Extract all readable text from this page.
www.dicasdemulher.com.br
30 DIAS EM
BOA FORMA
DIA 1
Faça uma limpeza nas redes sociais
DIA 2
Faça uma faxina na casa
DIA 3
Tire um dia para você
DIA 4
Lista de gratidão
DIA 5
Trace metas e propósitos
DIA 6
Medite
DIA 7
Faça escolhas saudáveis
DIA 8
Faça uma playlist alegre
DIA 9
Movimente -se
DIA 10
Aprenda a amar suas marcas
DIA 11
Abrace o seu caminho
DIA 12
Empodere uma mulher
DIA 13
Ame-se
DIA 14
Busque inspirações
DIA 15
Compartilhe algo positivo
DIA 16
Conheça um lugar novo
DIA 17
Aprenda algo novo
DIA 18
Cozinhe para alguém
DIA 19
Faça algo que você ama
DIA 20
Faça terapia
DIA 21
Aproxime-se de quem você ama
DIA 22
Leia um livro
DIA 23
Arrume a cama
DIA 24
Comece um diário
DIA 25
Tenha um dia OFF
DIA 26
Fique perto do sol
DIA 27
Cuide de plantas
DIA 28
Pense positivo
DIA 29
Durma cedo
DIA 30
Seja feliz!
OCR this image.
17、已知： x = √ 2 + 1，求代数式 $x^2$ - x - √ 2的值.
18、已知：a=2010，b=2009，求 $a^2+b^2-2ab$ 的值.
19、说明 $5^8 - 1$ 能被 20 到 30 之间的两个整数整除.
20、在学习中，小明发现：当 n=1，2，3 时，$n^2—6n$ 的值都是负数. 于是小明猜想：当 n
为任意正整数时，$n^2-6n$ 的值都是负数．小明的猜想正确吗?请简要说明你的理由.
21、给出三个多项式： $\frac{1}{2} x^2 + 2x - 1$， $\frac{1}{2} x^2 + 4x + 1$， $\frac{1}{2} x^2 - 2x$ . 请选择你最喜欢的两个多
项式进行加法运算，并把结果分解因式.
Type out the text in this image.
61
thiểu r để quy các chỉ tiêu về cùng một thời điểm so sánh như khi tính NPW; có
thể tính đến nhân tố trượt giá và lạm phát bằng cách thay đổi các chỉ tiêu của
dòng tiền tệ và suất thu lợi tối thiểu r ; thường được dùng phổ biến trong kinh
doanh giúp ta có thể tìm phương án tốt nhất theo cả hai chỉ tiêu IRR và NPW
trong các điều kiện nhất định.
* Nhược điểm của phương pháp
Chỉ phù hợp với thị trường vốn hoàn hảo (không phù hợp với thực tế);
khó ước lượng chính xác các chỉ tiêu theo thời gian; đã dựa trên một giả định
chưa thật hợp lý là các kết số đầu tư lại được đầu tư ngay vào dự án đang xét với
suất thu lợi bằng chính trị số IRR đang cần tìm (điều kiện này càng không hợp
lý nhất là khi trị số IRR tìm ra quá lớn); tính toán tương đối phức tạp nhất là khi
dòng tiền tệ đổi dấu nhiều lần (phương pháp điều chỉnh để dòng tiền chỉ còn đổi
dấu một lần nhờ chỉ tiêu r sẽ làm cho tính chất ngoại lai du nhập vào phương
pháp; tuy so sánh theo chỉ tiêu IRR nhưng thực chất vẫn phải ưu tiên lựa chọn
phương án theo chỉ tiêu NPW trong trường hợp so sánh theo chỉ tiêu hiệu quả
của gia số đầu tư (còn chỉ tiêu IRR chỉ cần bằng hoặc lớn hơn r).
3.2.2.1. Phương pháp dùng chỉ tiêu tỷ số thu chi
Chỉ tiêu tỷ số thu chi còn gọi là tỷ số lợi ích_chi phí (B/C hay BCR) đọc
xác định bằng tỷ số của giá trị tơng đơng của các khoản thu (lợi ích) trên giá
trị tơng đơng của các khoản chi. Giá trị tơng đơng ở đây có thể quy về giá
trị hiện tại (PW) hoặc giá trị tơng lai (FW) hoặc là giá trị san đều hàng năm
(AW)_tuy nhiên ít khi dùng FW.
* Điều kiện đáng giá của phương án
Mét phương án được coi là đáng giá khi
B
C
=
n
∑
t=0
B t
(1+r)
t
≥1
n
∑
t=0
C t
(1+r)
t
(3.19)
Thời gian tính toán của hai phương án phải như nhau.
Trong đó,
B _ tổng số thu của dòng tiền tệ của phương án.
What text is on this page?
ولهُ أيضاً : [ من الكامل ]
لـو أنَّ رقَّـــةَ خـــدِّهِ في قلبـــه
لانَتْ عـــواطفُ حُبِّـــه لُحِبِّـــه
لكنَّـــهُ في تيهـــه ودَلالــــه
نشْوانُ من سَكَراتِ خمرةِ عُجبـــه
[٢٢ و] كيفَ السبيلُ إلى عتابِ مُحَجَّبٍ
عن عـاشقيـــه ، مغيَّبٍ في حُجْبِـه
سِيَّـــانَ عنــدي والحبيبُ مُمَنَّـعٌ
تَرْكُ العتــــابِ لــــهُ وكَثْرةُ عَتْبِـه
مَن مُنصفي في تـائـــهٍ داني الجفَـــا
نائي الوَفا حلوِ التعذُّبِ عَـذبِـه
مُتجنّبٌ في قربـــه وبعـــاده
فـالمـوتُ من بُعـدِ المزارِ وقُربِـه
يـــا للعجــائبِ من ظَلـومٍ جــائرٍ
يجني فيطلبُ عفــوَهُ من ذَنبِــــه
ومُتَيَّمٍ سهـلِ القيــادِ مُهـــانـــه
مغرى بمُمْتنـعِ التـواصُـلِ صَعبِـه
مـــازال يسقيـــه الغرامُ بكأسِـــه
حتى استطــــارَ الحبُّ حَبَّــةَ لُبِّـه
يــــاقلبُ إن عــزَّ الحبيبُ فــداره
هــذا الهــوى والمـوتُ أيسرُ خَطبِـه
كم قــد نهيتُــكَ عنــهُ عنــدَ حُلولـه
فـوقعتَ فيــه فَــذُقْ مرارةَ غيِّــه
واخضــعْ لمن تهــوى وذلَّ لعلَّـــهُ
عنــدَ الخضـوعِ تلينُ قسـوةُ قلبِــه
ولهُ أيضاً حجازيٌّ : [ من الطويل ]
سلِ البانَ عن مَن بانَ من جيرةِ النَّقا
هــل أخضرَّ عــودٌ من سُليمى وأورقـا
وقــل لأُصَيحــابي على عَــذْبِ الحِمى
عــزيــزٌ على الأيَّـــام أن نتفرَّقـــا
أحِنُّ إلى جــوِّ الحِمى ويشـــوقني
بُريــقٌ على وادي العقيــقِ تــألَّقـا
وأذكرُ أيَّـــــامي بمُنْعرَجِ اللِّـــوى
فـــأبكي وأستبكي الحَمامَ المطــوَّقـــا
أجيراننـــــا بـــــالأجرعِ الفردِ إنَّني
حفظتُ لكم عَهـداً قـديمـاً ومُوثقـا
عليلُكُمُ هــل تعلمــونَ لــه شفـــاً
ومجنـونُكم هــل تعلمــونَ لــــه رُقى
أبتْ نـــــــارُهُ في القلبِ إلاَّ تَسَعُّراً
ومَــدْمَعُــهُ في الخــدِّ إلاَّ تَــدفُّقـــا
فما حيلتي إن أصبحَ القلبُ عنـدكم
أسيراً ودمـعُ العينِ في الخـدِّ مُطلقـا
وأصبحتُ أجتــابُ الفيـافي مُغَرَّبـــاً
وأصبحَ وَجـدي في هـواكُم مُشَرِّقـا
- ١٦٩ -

■ Objective ■
Repeat back the data above, exact to the last character.

■ Response to the task ■
Extract all readable text from this page.
www.dicasdemulher.com.br
30 DIAS EM
BOA FORMA
DIA 1
Faça uma limpeza nas redes sociais
DIA 2
Faça uma faxina na casa
DIA 3
Tire um dia para você
DIA 4
Lista de gratidão
DIA 5
Trace metas e propósitos
DIA 6
Medite
DIA 7
Faça escolhas saudáveis
DIA 8
Faça uma playlist alegre
DIA 9
Movimente -se
DIA 10
Aprenda a amar suas marcas
DIA 11
Abrace o seu caminho
DIA 12
Empodere uma mulher
DIA 13
Ame-se
DIA 14
Busque inspirações
DIA 15
Compartilhe algo positivo
DIA 16
Conheça um lugar novo
DIA 17
Aprenda algo novo
DIA 18
Cozinhe para alguém
DIA 19
Faça algo que você ama
DIA 20
Faça terapia
DIA 21
Aproxime-se de quem você ama
DIA 22
Leia um livro
DIA 23
Arrume a cama
DIA 24
Comece um diário
DIA 25
Tenha um dia OFF
DIA 26
Fique perto do sol
DIA 27
Cuide de plantas
DIA 28
Pense positivo
DIA 29
Durma cedo
DIA 30
Seja feliz!
OCR this image.
17、已知： x = √ 2 + 1，求代数式 $x^2$ - x - √ 2的值.
18、已知：a=2010，b=2009，求 $a^2+b^2-2ab$ 的值.
19、说明 $5^8 - 1$ 能被 20 到 30 之间的两个整数整除.
20、在学习中，小明发现：当 n=1，2，3 时，$n^2—6n$ 的值都是负数. 于是小明猜想：当 n
为任意正整数时，$n^2-6n$ 的值都是负数．小明的猜想正确吗?请简要说明你的理由.
21、给出三个多项式： $\frac{1}{2} x^2 + 2x - 1$， $\frac{1}{2} x^2 + 4x + 1$， $\frac{1}{2} x^2 - 2x$ . 请选择你最喜欢的两个多
项式进行加法运算，并把结果分解因式.
Type out the text in this image.
61
thiểu r để quy các chỉ tiêu về cùng một thời điểm so sánh như khi tính NPW; có
thể tính đến nhân tố trượt giá và lạm phát bằng cách thay đổi các chỉ tiêu của
dòng tiền tệ và suất thu lợi tối thiểu r ; thường được dùng phổ biến trong kinh
doanh giúp ta có thể tìm phương án tốt nhất theo cả hai chỉ tiêu IRR và NPW
trong các điều kiện nhất định.
* Nhược điểm của phương pháp
Chỉ phù hợp với thị trường vốn hoàn hảo (không phù hợp với thực tế);
khó ước lượng chính xác các chỉ tiêu theo thời gian; đã dựa trên một giả định
chưa thật hợp lý là các kết số đầu tư lại được đầu tư ngay vào dự án đang xét với
suất thu lợi bằng chính trị số IRR đang cần tìm (điều kiện này càng không hợp
lý nhất là khi trị số IRR tìm ra quá lớn); tính toán tương đối phức tạp nhất là khi
dòng tiền tệ đổi dấu nhiều lần (phương pháp điều chỉnh để dòng tiền chỉ còn đổi
dấu một lần nhờ chỉ tiêu r sẽ làm cho tính chất ngoại lai du nhập vào phương
pháp; tuy so sánh theo chỉ tiêu IRR nhưng thực chất vẫn phải ưu tiên lựa chọn
phương án theo chỉ tiêu NPW trong trường hợp so sánh theo chỉ tiêu hiệu quả
của gia số đầu tư (còn chỉ tiêu IRR chỉ cần bằng hoặc lớn hơn r).
3.2.2.1. Phương pháp dùng chỉ tiêu tỷ số thu chi
Chỉ tiêu tỷ số thu chi còn gọi là tỷ số lợi ích_chi phí (B/C hay BCR) đọc
xác định bằng tỷ số của giá trị tơng đơng của các khoản thu (lợi ích) trên giá
trị tơng đơng của các khoản chi. Giá trị tơng đơng ở đây có thể quy về giá
trị hiện tại (PW) hoặc giá trị tơng lai (FW) hoặc là giá trị san đều hàng năm
(AW)_tuy nhiên ít khi dùng FW.
* Điều kiện đáng giá của phương án
Mét phương án được coi là đáng giá khi
B
C
=
n
∑
t=0
B t
(1+r)
t
≥1
n
∑
t=0
C t
(1+r)
t
(3.19)
Thời gian tính toán của hai phương án phải như nhau.
Trong đó,
B _ tổng số thu của dòng tiền tệ của phương án.
What text is on this page?
ولهُ أيضاً : [ من الكامل ]
لـو أنَّ رقَّـــةَ خـــدِّهِ في قلبـــه
لانَتْ عـــواطفُ حُبِّـــه لُحِبِّـــه
لكنَّـــهُ في تيهـــه ودَلالــــه
نشْوانُ من سَكَراتِ خمرةِ عُجبـــه
[٢٢ و] كيفَ السبيلُ إلى عتابِ مُحَجَّبٍ
عن عـاشقيـــه ، مغيَّبٍ في حُجْبِـه
سِيَّـــانَ عنــدي والحبيبُ مُمَنَّـعٌ
تَرْكُ العتــــابِ لــــهُ وكَثْرةُ عَتْبِـه
مَن مُنصفي في تـائـــهٍ داني الجفَـــا
نائي الوَفا حلوِ التعذُّبِ عَـذبِـه
مُتجنّبٌ في قربـــه وبعـــاده
فـالمـوتُ من بُعـدِ المزارِ وقُربِـه
يـــا للعجــائبِ من ظَلـومٍ جــائرٍ
يجني فيطلبُ عفــوَهُ من ذَنبِــــه
ومُتَيَّمٍ سهـلِ القيــادِ مُهـــانـــه
مغرى بمُمْتنـعِ التـواصُـلِ صَعبِـه
مـــازال يسقيـــه الغرامُ بكأسِـــه
حتى استطــــارَ الحبُّ حَبَّــةَ لُبِّـه
يــــاقلبُ إن عــزَّ الحبيبُ فــداره
هــذا الهــوى والمـوتُ أيسرُ خَطبِـه
كم قــد نهيتُــكَ عنــهُ عنــدَ حُلولـه
فـوقعتَ فيــه فَــذُقْ مرارةَ غيِّــه
واخضــعْ لمن تهــوى وذلَّ لعلَّـــهُ
عنــدَ الخضـوعِ تلينُ قسـوةُ قلبِــه
ولهُ أيضاً حجازيٌّ : [ من الطويل ]
سلِ البانَ عن مَن بانَ من جيرةِ النَّقا
هــل أخضرَّ عــودٌ من سُليمى وأورقـا
وقــل لأُصَيحــابي على عَــذْبِ الحِمى
عــزيــزٌ على الأيَّـــام أن نتفرَّقـــا
أحِنُّ إلى جــوِّ الحِمى ويشـــوقني
بُريــقٌ على وادي العقيــقِ تــألَّقـا
وأذكرُ أيَّـــــامي بمُنْعرَجِ اللِّـــوى
فـــأبكي وأستبكي الحَمامَ المطــوَّقـــا
أجيراننـــــا بـــــالأجرعِ الفردِ إنَّني
حفظتُ لكم عَهـداً قـديمـاً ومُوثقـا
عليلُكُمُ هــل تعلمــونَ لــه شفـــاً
ومجنـونُكم هــل تعلمــونَ لــــه رُقى
أبتْ نـــــــارُهُ في القلبِ إلاَّ تَسَعُّراً
ومَــدْمَعُــهُ في الخــدِّ إلاَّ تَــدفُّقـــا
فما حيلتي إن أصبحَ القلبُ عنـدكم
أسيراً ودمـعُ العينِ في الخـدِّ مُطلقـا
وأصبحتُ أجتــابُ الفيـافي مُغَرَّبـــاً
وأصبحَ وَجـدي في هـواكُم مُشَرِّقـا
- ١٦٩ -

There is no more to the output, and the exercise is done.